Stored data entries

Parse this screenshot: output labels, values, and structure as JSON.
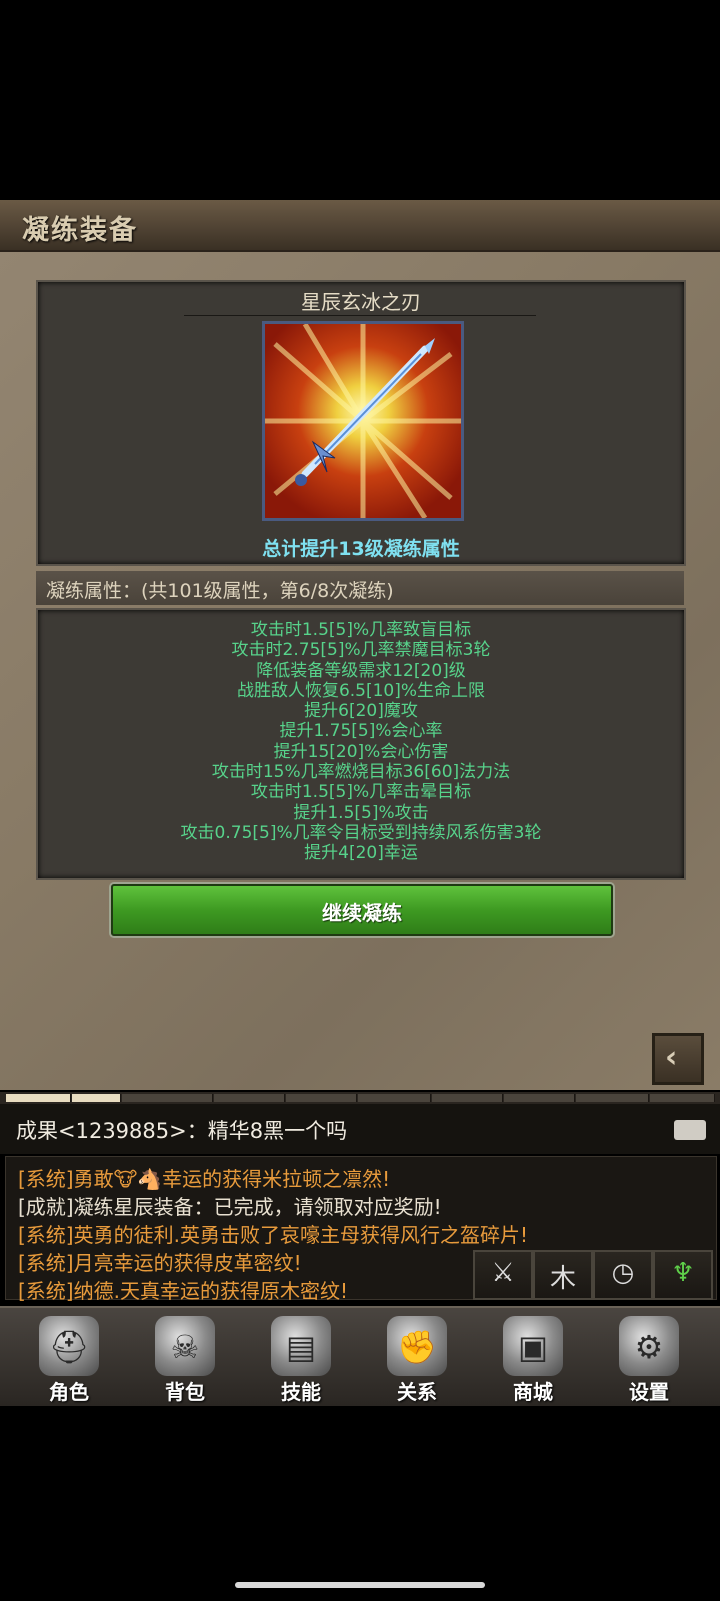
{
  "header": {
    "title": "凝练装备"
  },
  "item": {
    "name": "星辰玄冰之刃",
    "total_text": "总计提升13级凝练属性"
  },
  "refine": {
    "summary": "凝练属性：(共101级属性，第6/8次凝练)",
    "stats": [
      "攻击时1.5[5]%几率致盲目标",
      "攻击时2.75[5]%几率禁魔目标3轮",
      "降低装备等级需求12[20]级",
      "战胜敌人恢复6.5[10]%生命上限",
      "提升6[20]魔攻",
      "提升1.75[5]%会心率",
      "提升15[20]%会心伤害",
      "攻击时15%几率燃烧目标36[60]法力法",
      "攻击时1.5[5]%几率击晕目标",
      "提升1.5[5]%攻击",
      "攻击0.75[5]%几率令目标受到持续风系伤害3轮",
      "提升4[20]幸运"
    ],
    "continue_label": "继续凝练",
    "back_icon": "chevron-left-icon"
  },
  "chat": {
    "input_text": "成果<1239885>：精华8黑一个吗",
    "log": [
      {
        "text": "[系统]勇敢🐮🐴幸运的获得米拉顿之凛然!",
        "color": "#e89b3c"
      },
      {
        "text": "[成就]凝练星辰装备：已完成，请领取对应奖励!",
        "color": "#e8e0d0"
      },
      {
        "text": "[系统]英勇的徒利.英勇击败了哀嚎主母获得风行之盔碎片!",
        "color": "#e89b3c"
      },
      {
        "text": "[系统]月亮幸运的获得皮革密纹!",
        "color": "#e89b3c"
      },
      {
        "text": "[系统]纳德.天真幸运的获得原木密纹!",
        "color": "#e89b3c"
      }
    ],
    "quick_icons": [
      "crossed-swords-icon",
      "wood-icon",
      "clock-icon",
      "trophy-icon"
    ]
  },
  "nav": [
    {
      "label": "角色",
      "icon": "helmet-icon"
    },
    {
      "label": "背包",
      "icon": "backpack-icon"
    },
    {
      "label": "技能",
      "icon": "spellbook-icon"
    },
    {
      "label": "关系",
      "icon": "handshake-icon"
    },
    {
      "label": "商城",
      "icon": "chest-icon"
    },
    {
      "label": "设置",
      "icon": "gear-icon"
    }
  ],
  "colors": {
    "stat_green": "#57d38b",
    "total_cyan": "#7fe0f0",
    "system_orange": "#e89b3c",
    "button_green": "#3e9a22"
  }
}
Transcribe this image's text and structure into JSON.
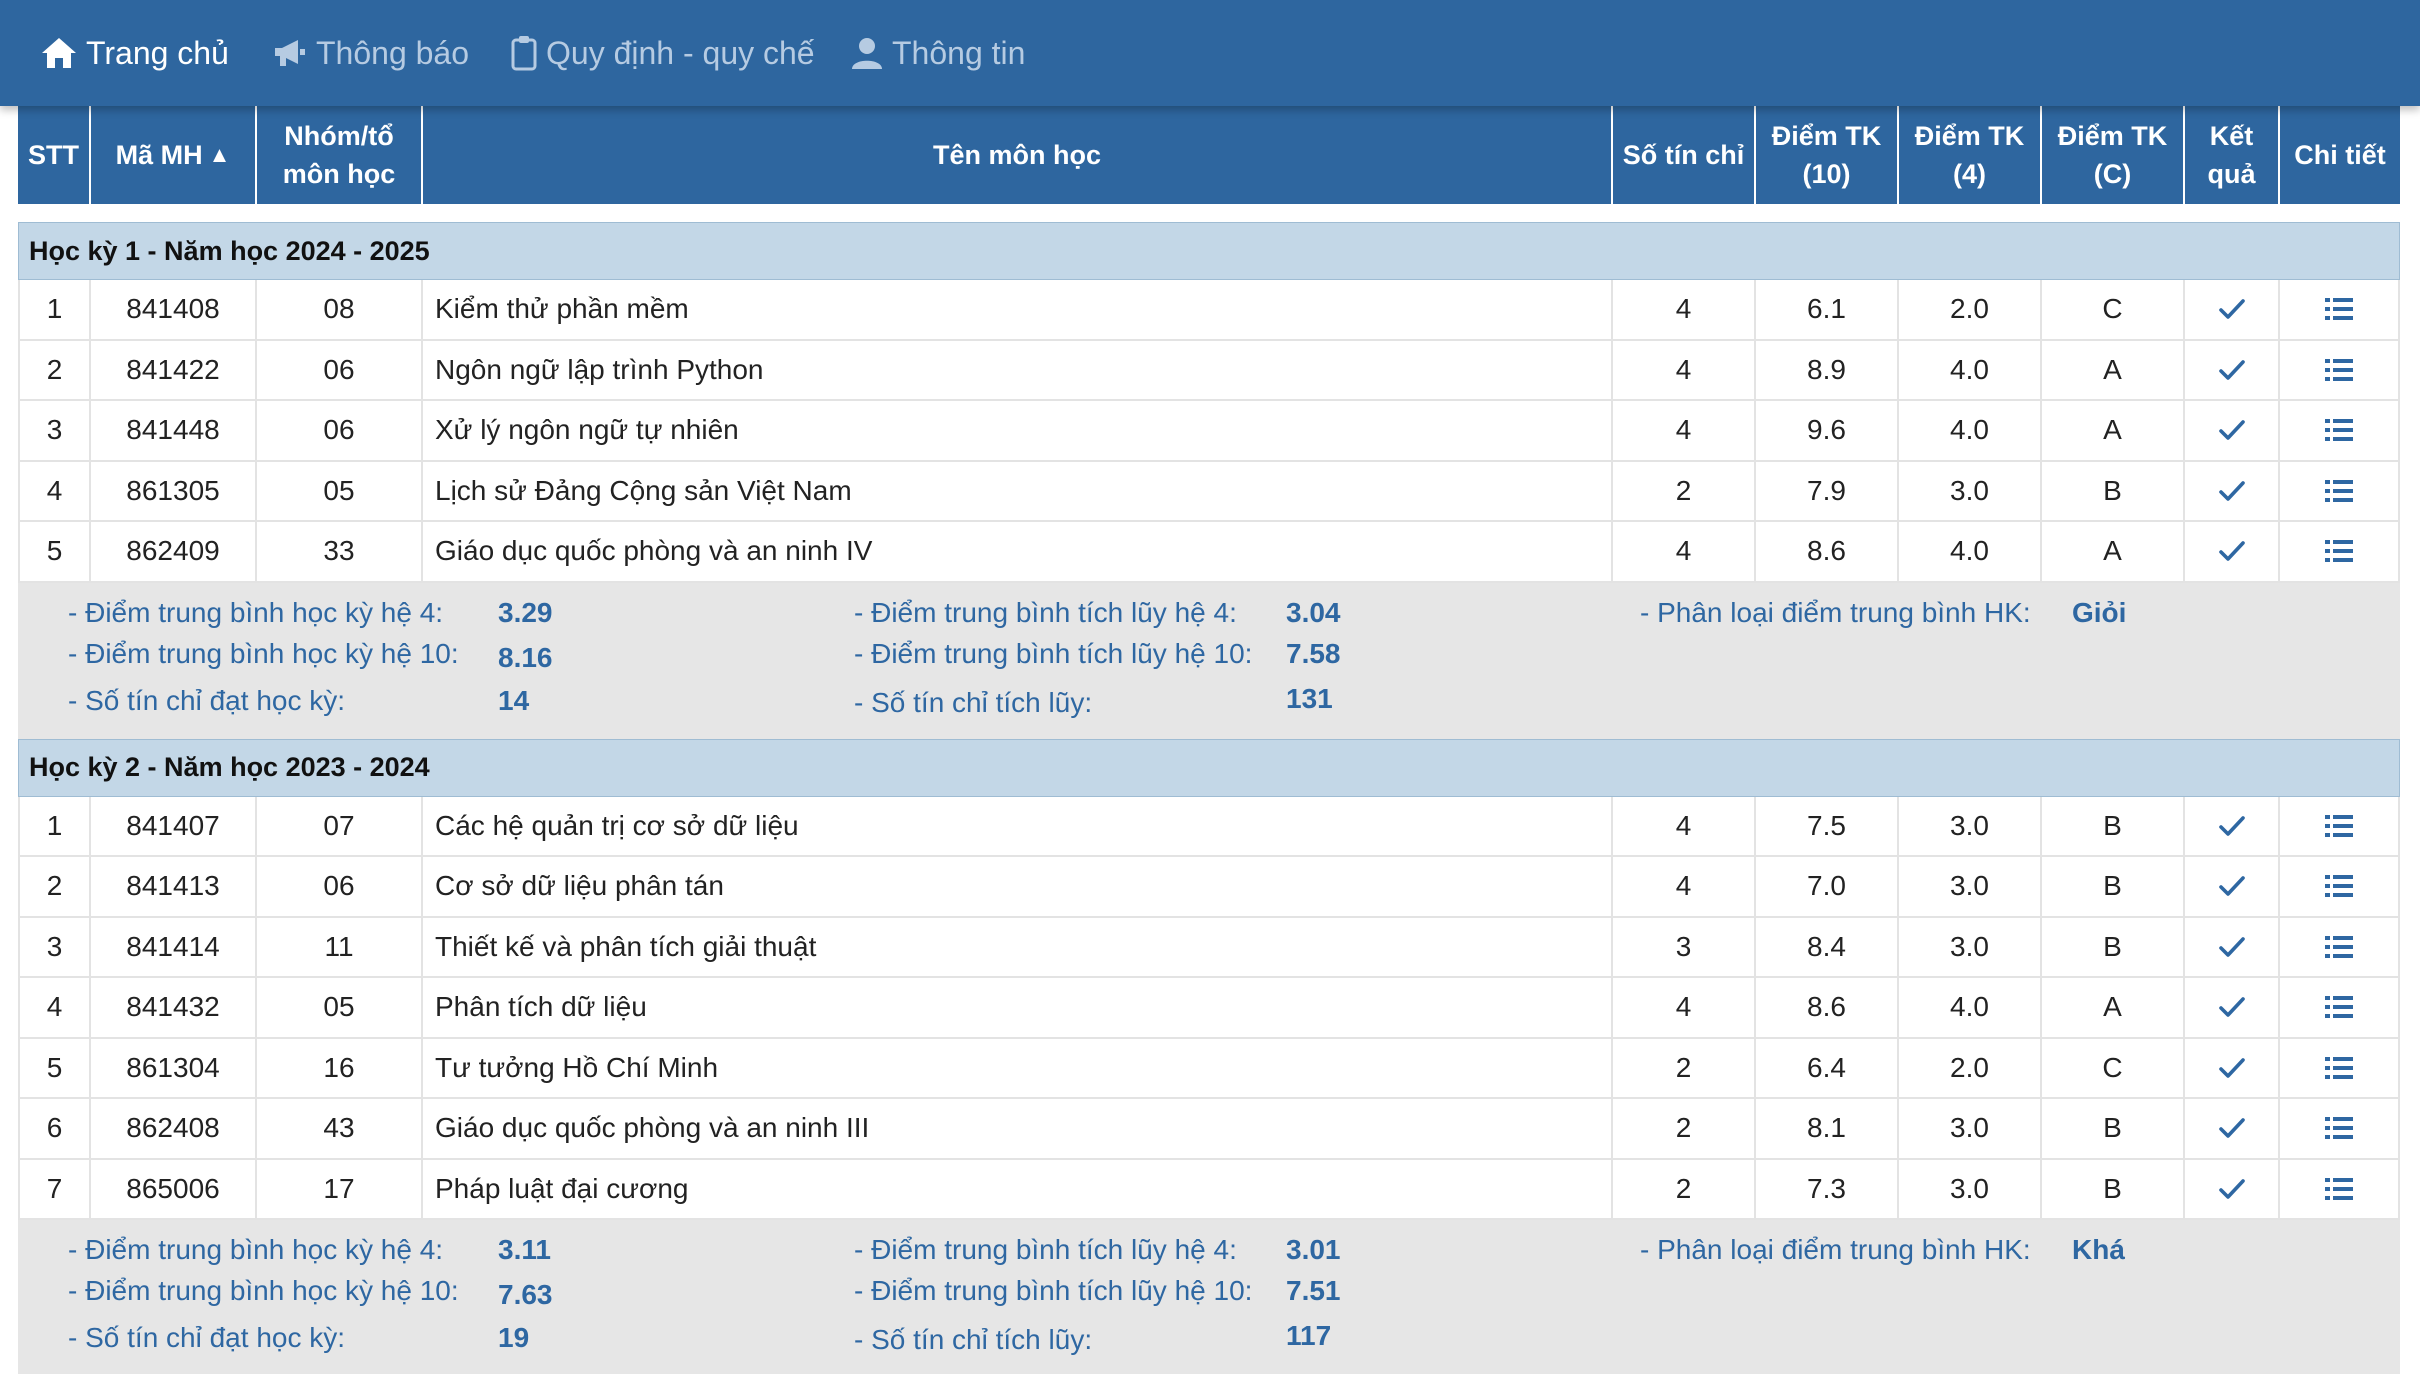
{
  "nav": {
    "items": [
      {
        "label": "Trang chủ",
        "icon": "home-icon",
        "active": true
      },
      {
        "label": "Thông báo",
        "icon": "megaphone-icon",
        "active": false
      },
      {
        "label": "Quy định - quy chế",
        "icon": "clipboard-icon",
        "active": false
      },
      {
        "label": "Thông tin",
        "icon": "user-icon",
        "active": false
      }
    ]
  },
  "table": {
    "columns": {
      "stt": "STT",
      "code": "Mã MH",
      "group_line1": "Nhóm/tổ",
      "group_line2": "môn học",
      "name": "Tên môn học",
      "credits": "Số tín chỉ",
      "score10_line1": "Điểm TK",
      "score10_line2": "(10)",
      "score4_line1": "Điểm TK",
      "score4_line2": "(4)",
      "scoreC_line1": "Điểm TK",
      "scoreC_line2": "(C)",
      "result_line1": "Kết",
      "result_line2": "quả",
      "detail": "Chi tiết"
    },
    "sort_indicator": "▲"
  },
  "semesters": [
    {
      "title": "Học kỳ 1 - Năm học 2024 - 2025",
      "rows": [
        {
          "stt": "1",
          "code": "841408",
          "group": "08",
          "name": "Kiểm thử phần mềm",
          "credits": "4",
          "s10": "6.1",
          "s4": "2.0",
          "sc": "C"
        },
        {
          "stt": "2",
          "code": "841422",
          "group": "06",
          "name": "Ngôn ngữ lập trình Python",
          "credits": "4",
          "s10": "8.9",
          "s4": "4.0",
          "sc": "A"
        },
        {
          "stt": "3",
          "code": "841448",
          "group": "06",
          "name": "Xử lý ngôn ngữ tự nhiên",
          "credits": "4",
          "s10": "9.6",
          "s4": "4.0",
          "sc": "A"
        },
        {
          "stt": "4",
          "code": "861305",
          "group": "05",
          "name": "Lịch sử Đảng Cộng sản Việt Nam",
          "credits": "2",
          "s10": "7.9",
          "s4": "3.0",
          "sc": "B"
        },
        {
          "stt": "5",
          "code": "862409",
          "group": "33",
          "name": "Giáo dục quốc phòng và an ninh IV",
          "credits": "4",
          "s10": "8.6",
          "s4": "4.0",
          "sc": "A"
        }
      ],
      "summary": {
        "gpa4_label": "- Điểm trung bình học kỳ hệ 4:",
        "gpa4": "3.29",
        "gpa10_label": "- Điểm trung bình học kỳ hệ 10:",
        "gpa10": "8.16",
        "credits_label": "- Số tín chỉ đạt học kỳ:",
        "credits": "14",
        "cum4_label": "- Điểm trung bình tích lũy hệ 4:",
        "cum4": "3.04",
        "cum10_label": "- Điểm trung bình tích lũy hệ 10:",
        "cum10": "7.58",
        "cumcredits_label": "- Số tín chỉ tích lũy:",
        "cumcredits": "131",
        "rank_label": "- Phân loại điểm trung bình HK:",
        "rank": "Giỏi"
      }
    },
    {
      "title": "Học kỳ 2 - Năm học 2023 - 2024",
      "rows": [
        {
          "stt": "1",
          "code": "841407",
          "group": "07",
          "name": "Các hệ quản trị cơ sở dữ liệu",
          "credits": "4",
          "s10": "7.5",
          "s4": "3.0",
          "sc": "B"
        },
        {
          "stt": "2",
          "code": "841413",
          "group": "06",
          "name": "Cơ sở dữ liệu phân tán",
          "credits": "4",
          "s10": "7.0",
          "s4": "3.0",
          "sc": "B"
        },
        {
          "stt": "3",
          "code": "841414",
          "group": "11",
          "name": "Thiết kế và phân tích giải thuật",
          "credits": "3",
          "s10": "8.4",
          "s4": "3.0",
          "sc": "B"
        },
        {
          "stt": "4",
          "code": "841432",
          "group": "05",
          "name": "Phân tích dữ liệu",
          "credits": "4",
          "s10": "8.6",
          "s4": "4.0",
          "sc": "A"
        },
        {
          "stt": "5",
          "code": "861304",
          "group": "16",
          "name": "Tư tưởng Hồ Chí Minh",
          "credits": "2",
          "s10": "6.4",
          "s4": "2.0",
          "sc": "C"
        },
        {
          "stt": "6",
          "code": "862408",
          "group": "43",
          "name": "Giáo dục quốc phòng và an ninh III",
          "credits": "2",
          "s10": "8.1",
          "s4": "3.0",
          "sc": "B"
        },
        {
          "stt": "7",
          "code": "865006",
          "group": "17",
          "name": "Pháp luật đại cương",
          "credits": "2",
          "s10": "7.3",
          "s4": "3.0",
          "sc": "B"
        }
      ],
      "summary": {
        "gpa4_label": "- Điểm trung bình học kỳ hệ 4:",
        "gpa4": "3.11",
        "gpa10_label": "- Điểm trung bình học kỳ hệ 10:",
        "gpa10": "7.63",
        "credits_label": "- Số tín chỉ đạt học kỳ:",
        "credits": "19",
        "cum4_label": "- Điểm trung bình tích lũy hệ 4:",
        "cum4": "3.01",
        "cum10_label": "- Điểm trung bình tích lũy hệ 10:",
        "cum10": "7.51",
        "cumcredits_label": "- Số tín chỉ tích lũy:",
        "cumcredits": "117",
        "rank_label": "- Phân loại điểm trung bình HK:",
        "rank": "Khá"
      }
    }
  ],
  "colors": {
    "header_bg": "#2e669f",
    "semester_bg": "#c3d7e7",
    "summary_bg": "#e6e6e6",
    "summary_text": "#2e67a2",
    "icon_blue": "#2e67a2"
  }
}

Task description: Each entry should be repeated exactly as it appears; the pictures stay out.

Result of the exercise:
Parse this screenshot: output labels, values, and structure as JSON.
{
  "header": {
    "title": "凝练装备"
  },
  "item": {
    "name": "星辰玄冰之刃",
    "total_text": "总计提升13级凝练属性"
  },
  "refine": {
    "summary": "凝练属性：(共101级属性，第6/8次凝练)",
    "stats": [
      "攻击时1.5[5]%几率致盲目标",
      "攻击时2.75[5]%几率禁魔目标3轮",
      "降低装备等级需求12[20]级",
      "战胜敌人恢复6.5[10]%生命上限",
      "提升6[20]魔攻",
      "提升1.75[5]%会心率",
      "提升15[20]%会心伤害",
      "攻击时15%几率燃烧目标36[60]法力法",
      "攻击时1.5[5]%几率击晕目标",
      "提升1.5[5]%攻击",
      "攻击0.75[5]%几率令目标受到持续风系伤害3轮",
      "提升4[20]幸运"
    ],
    "continue_label": "继续凝练",
    "back_icon": "chevron-left-icon"
  },
  "chat": {
    "input_text": "成果<1239885>：精华8黑一个吗",
    "log": [
      {
        "text": "[系统]勇敢🐮🐴幸运的获得米拉顿之凛然!",
        "color": "#e89b3c"
      },
      {
        "text": "[成就]凝练星辰装备：已完成，请领取对应奖励!",
        "color": "#e8e0d0"
      },
      {
        "text": "[系统]英勇的徒利.英勇击败了哀嚎主母获得风行之盔碎片!",
        "color": "#e89b3c"
      },
      {
        "text": "[系统]月亮幸运的获得皮革密纹!",
        "color": "#e89b3c"
      },
      {
        "text": "[系统]纳德.天真幸运的获得原木密纹!",
        "color": "#e89b3c"
      }
    ],
    "quick_icons": [
      "crossed-swords-icon",
      "wood-icon",
      "clock-icon",
      "trophy-icon"
    ]
  },
  "nav": [
    {
      "label": "角色",
      "icon": "helmet-icon"
    },
    {
      "label": "背包",
      "icon": "backpack-icon"
    },
    {
      "label": "技能",
      "icon": "spellbook-icon"
    },
    {
      "label": "关系",
      "icon": "handshake-icon"
    },
    {
      "label": "商城",
      "icon": "chest-icon"
    },
    {
      "label": "设置",
      "icon": "gear-icon"
    }
  ],
  "colors": {
    "stat_green": "#57d38b",
    "total_cyan": "#7fe0f0",
    "system_orange": "#e89b3c",
    "button_green": "#3e9a22"
  }
}
Transcribe this image's text and structure into JSON.
{
  "nav": {
    "items": [
      {
        "label": "Trang chủ",
        "icon": "home-icon",
        "active": true
      },
      {
        "label": "Thông báo",
        "icon": "megaphone-icon",
        "active": false
      },
      {
        "label": "Quy định - quy chế",
        "icon": "clipboard-icon",
        "active": false
      },
      {
        "label": "Thông tin",
        "icon": "user-icon",
        "active": false
      }
    ]
  },
  "table": {
    "columns": {
      "stt": "STT",
      "code": "Mã MH",
      "group_line1": "Nhóm/tổ",
      "group_line2": "môn học",
      "name": "Tên môn học",
      "credits": "Số tín chỉ",
      "score10_line1": "Điểm TK",
      "score10_line2": "(10)",
      "score4_line1": "Điểm TK",
      "score4_line2": "(4)",
      "scoreC_line1": "Điểm TK",
      "scoreC_line2": "(C)",
      "result_line1": "Kết",
      "result_line2": "quả",
      "detail": "Chi tiết"
    },
    "sort_indicator": "▲"
  },
  "semesters": [
    {
      "title": "Học kỳ 1 - Năm học 2024 - 2025",
      "rows": [
        {
          "stt": "1",
          "code": "841408",
          "group": "08",
          "name": "Kiểm thử phần mềm",
          "credits": "4",
          "s10": "6.1",
          "s4": "2.0",
          "sc": "C"
        },
        {
          "stt": "2",
          "code": "841422",
          "group": "06",
          "name": "Ngôn ngữ lập trình Python",
          "credits": "4",
          "s10": "8.9",
          "s4": "4.0",
          "sc": "A"
        },
        {
          "stt": "3",
          "code": "841448",
          "group": "06",
          "name": "Xử lý ngôn ngữ tự nhiên",
          "credits": "4",
          "s10": "9.6",
          "s4": "4.0",
          "sc": "A"
        },
        {
          "stt": "4",
          "code": "861305",
          "group": "05",
          "name": "Lịch sử Đảng Cộng sản Việt Nam",
          "credits": "2",
          "s10": "7.9",
          "s4": "3.0",
          "sc": "B"
        },
        {
          "stt": "5",
          "code": "862409",
          "group": "33",
          "name": "Giáo dục quốc phòng và an ninh IV",
          "credits": "4",
          "s10": "8.6",
          "s4": "4.0",
          "sc": "A"
        }
      ],
      "summary": {
        "gpa4_label": "- Điểm trung bình học kỳ hệ 4:",
        "gpa4": "3.29",
        "gpa10_label": "- Điểm trung bình học kỳ hệ 10:",
        "gpa10": "8.16",
        "credits_label": "- Số tín chỉ đạt học kỳ:",
        "credits": "14",
        "cum4_label": "- Điểm trung bình tích lũy hệ 4:",
        "cum4": "3.04",
        "cum10_label": "- Điểm trung bình tích lũy hệ 10:",
        "cum10": "7.58",
        "cumcredits_label": "- Số tín chỉ tích lũy:",
        "cumcredits": "131",
        "rank_label": "- Phân loại điểm trung bình HK:",
        "rank": "Giỏi"
      }
    },
    {
      "title": "Học kỳ 2 - Năm học 2023 - 2024",
      "rows": [
        {
          "stt": "1",
          "code": "841407",
          "group": "07",
          "name": "Các hệ quản trị cơ sở dữ liệu",
          "credits": "4",
          "s10": "7.5",
          "s4": "3.0",
          "sc": "B"
        },
        {
          "stt": "2",
          "code": "841413",
          "group": "06",
          "name": "Cơ sở dữ liệu phân tán",
          "credits": "4",
          "s10": "7.0",
          "s4": "3.0",
          "sc": "B"
        },
        {
          "stt": "3",
          "code": "841414",
          "group": "11",
          "name": "Thiết kế và phân tích giải thuật",
          "credits": "3",
          "s10": "8.4",
          "s4": "3.0",
          "sc": "B"
        },
        {
          "stt": "4",
          "code": "841432",
          "group": "05",
          "name": "Phân tích dữ liệu",
          "credits": "4",
          "s10": "8.6",
          "s4": "4.0",
          "sc": "A"
        },
        {
          "stt": "5",
          "code": "861304",
          "group": "16",
          "name": "Tư tưởng Hồ Chí Minh",
          "credits": "2",
          "s10": "6.4",
          "s4": "2.0",
          "sc": "C"
        },
        {
          "stt": "6",
          "code": "862408",
          "group": "43",
          "name": "Giáo dục quốc phòng và an ninh III",
          "credits": "2",
          "s10": "8.1",
          "s4": "3.0",
          "sc": "B"
        },
        {
          "stt": "7",
          "code": "865006",
          "group": "17",
          "name": "Pháp luật đại cương",
          "credits": "2",
          "s10": "7.3",
          "s4": "3.0",
          "sc": "B"
        }
      ],
      "summary": {
        "gpa4_label": "- Điểm trung bình học kỳ hệ 4:",
        "gpa4": "3.11",
        "gpa10_label": "- Điểm trung bình học kỳ hệ 10:",
        "gpa10": "7.63",
        "credits_label": "- Số tín chỉ đạt học kỳ:",
        "credits": "19",
        "cum4_label": "- Điểm trung bình tích lũy hệ 4:",
        "cum4": "3.01",
        "cum10_label": "- Điểm trung bình tích lũy hệ 10:",
        "cum10": "7.51",
        "cumcredits_label": "- Số tín chỉ tích lũy:",
        "cumcredits": "117",
        "rank_label": "- Phân loại điểm trung bình HK:",
        "rank": "Khá"
      }
    }
  ],
  "colors": {
    "header_bg": "#2e669f",
    "semester_bg": "#c3d7e7",
    "summary_bg": "#e6e6e6",
    "summary_text": "#2e67a2",
    "icon_blue": "#2e67a2"
  }
}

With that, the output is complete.